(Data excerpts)
● ● ● ● ●

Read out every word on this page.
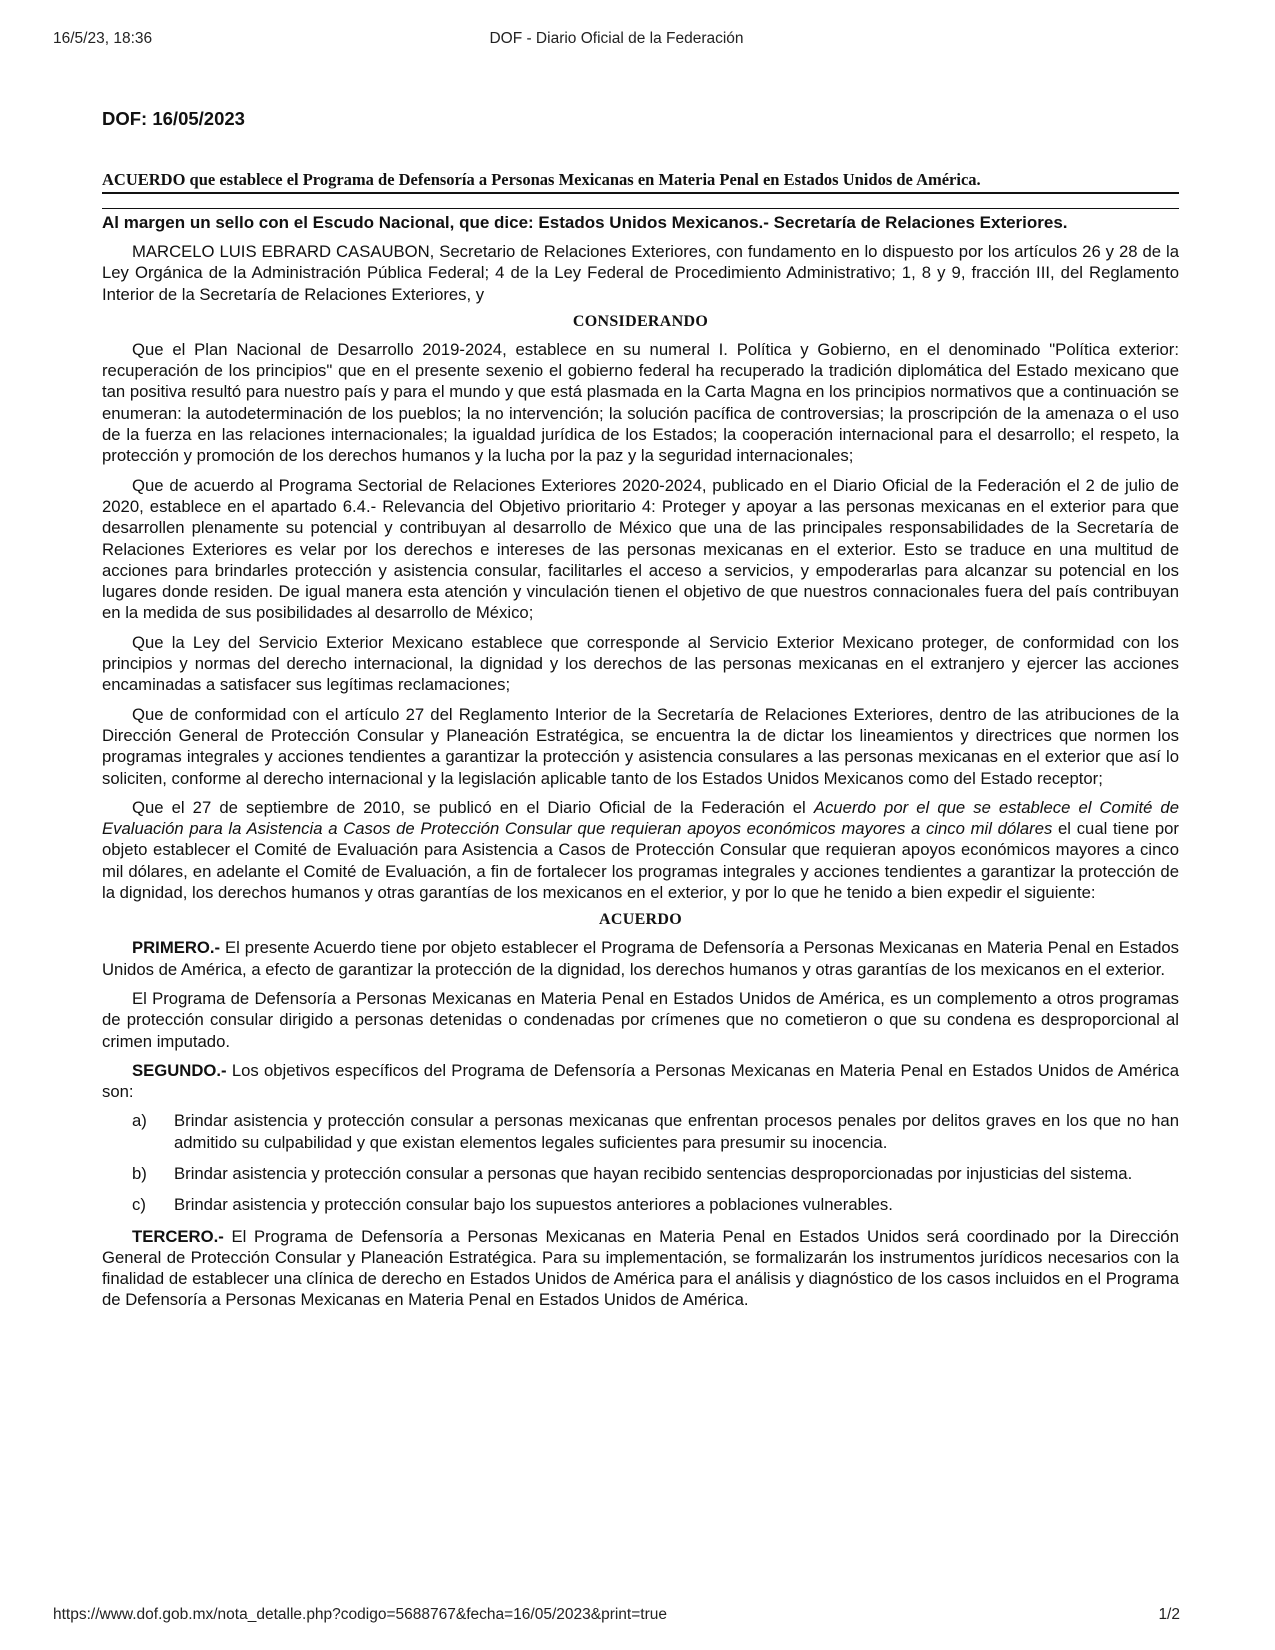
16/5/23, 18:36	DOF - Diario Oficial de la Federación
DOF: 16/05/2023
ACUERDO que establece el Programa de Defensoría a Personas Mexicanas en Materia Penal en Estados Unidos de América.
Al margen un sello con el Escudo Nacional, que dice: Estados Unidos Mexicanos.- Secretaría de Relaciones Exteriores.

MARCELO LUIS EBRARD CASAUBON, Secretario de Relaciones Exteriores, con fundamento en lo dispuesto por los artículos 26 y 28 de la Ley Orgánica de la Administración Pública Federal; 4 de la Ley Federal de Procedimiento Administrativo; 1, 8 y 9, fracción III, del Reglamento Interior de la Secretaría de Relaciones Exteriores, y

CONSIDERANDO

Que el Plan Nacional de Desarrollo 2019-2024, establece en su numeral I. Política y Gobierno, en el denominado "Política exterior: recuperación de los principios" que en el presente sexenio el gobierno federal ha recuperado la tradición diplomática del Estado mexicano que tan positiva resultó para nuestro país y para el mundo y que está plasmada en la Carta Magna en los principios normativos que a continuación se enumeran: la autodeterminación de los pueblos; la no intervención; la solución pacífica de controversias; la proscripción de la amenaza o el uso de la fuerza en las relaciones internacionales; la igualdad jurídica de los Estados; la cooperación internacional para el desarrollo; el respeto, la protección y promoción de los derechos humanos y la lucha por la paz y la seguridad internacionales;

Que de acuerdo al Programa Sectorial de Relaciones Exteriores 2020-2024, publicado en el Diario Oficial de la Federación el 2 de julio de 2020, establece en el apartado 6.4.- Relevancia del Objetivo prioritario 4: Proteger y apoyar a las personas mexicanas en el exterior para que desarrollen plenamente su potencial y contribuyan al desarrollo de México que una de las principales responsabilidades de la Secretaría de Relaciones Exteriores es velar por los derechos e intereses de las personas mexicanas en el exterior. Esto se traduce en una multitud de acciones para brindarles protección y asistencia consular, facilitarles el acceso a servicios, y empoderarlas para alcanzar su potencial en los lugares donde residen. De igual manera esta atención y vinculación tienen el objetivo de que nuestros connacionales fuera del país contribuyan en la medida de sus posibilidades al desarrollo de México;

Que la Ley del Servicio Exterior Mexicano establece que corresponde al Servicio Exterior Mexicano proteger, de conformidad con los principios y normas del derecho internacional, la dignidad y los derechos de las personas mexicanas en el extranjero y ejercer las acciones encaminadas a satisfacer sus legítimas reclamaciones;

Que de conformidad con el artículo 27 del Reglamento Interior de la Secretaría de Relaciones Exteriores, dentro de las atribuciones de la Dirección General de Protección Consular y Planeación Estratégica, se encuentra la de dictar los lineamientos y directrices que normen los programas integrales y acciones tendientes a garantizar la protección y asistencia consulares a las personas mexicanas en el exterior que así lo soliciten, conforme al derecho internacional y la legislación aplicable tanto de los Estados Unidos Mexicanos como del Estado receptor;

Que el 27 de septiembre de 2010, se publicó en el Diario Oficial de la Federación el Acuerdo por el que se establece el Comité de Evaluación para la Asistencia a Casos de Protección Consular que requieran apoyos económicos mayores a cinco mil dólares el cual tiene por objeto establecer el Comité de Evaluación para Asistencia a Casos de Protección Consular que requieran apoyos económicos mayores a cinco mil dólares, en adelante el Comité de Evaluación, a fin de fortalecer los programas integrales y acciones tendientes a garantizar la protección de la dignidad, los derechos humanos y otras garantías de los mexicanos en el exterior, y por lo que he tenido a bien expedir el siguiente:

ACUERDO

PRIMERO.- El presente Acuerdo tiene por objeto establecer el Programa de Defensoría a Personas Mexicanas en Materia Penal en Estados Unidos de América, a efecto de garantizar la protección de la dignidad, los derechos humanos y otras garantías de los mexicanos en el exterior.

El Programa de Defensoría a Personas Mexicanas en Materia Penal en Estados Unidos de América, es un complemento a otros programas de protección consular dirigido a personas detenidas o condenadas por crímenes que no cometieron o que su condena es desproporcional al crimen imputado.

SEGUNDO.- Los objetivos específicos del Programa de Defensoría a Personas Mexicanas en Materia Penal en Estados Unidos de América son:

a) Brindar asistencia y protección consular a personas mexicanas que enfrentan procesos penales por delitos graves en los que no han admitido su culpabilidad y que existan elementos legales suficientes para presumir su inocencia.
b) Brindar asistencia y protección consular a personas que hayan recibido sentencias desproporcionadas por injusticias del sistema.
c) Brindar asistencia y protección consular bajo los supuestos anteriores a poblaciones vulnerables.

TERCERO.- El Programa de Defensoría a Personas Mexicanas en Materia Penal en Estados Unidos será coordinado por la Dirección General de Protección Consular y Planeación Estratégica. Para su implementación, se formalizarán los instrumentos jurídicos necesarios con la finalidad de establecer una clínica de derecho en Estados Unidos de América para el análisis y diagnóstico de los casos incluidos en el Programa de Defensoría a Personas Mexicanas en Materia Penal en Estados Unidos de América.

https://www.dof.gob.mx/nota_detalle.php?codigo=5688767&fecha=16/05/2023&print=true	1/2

● ● ● ● ●

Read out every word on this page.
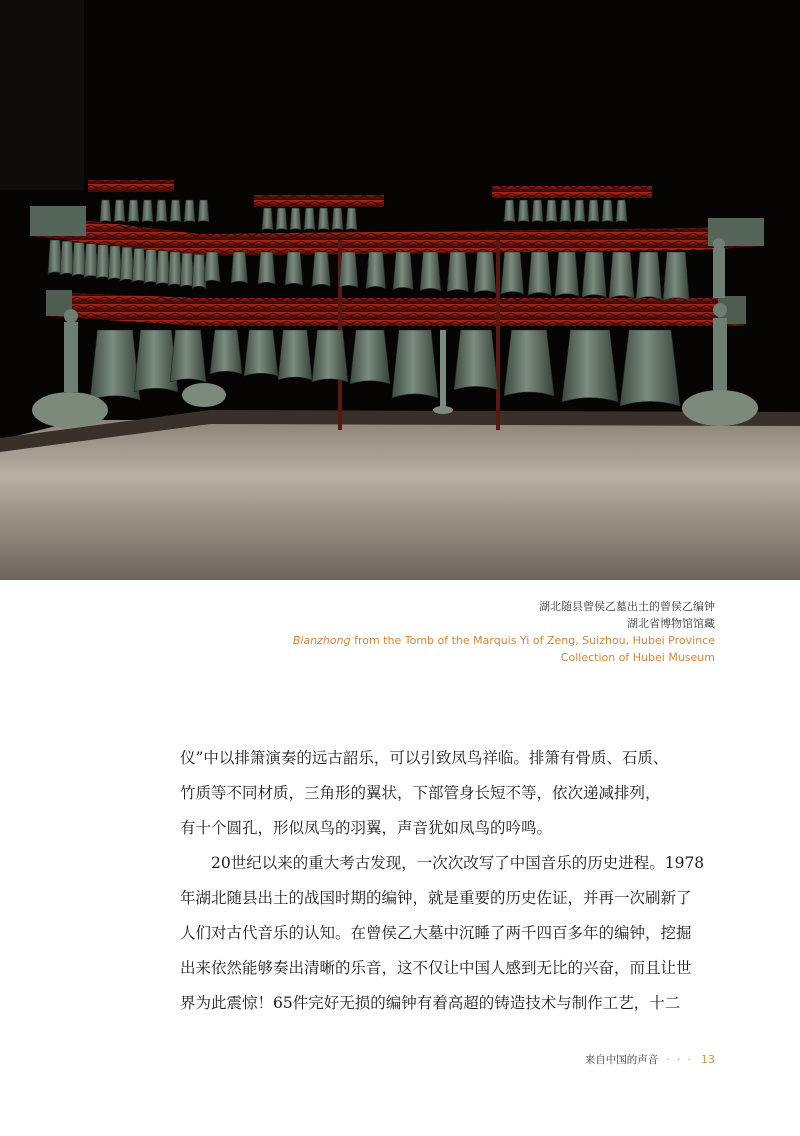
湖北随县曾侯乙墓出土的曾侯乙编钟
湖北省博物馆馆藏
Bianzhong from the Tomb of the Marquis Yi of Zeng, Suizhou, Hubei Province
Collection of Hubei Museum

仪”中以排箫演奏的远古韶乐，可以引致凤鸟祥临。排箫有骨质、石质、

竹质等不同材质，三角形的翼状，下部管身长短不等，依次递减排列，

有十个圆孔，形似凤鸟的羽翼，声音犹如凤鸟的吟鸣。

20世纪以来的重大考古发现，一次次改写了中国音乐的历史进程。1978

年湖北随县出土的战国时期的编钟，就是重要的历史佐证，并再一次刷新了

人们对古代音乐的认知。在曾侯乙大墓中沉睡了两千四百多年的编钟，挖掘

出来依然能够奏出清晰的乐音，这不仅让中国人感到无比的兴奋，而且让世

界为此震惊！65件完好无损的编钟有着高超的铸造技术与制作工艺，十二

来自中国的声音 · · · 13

● ● ● ● ●

Aim of the exercise —
Identify each line in the entries with the word "Hubei" and copy it.

Exercise output —
Bianzhong from the Tomb of the Marquis Yi of Zeng, Suizhou, Hubei Province
Collection of Hubei Museum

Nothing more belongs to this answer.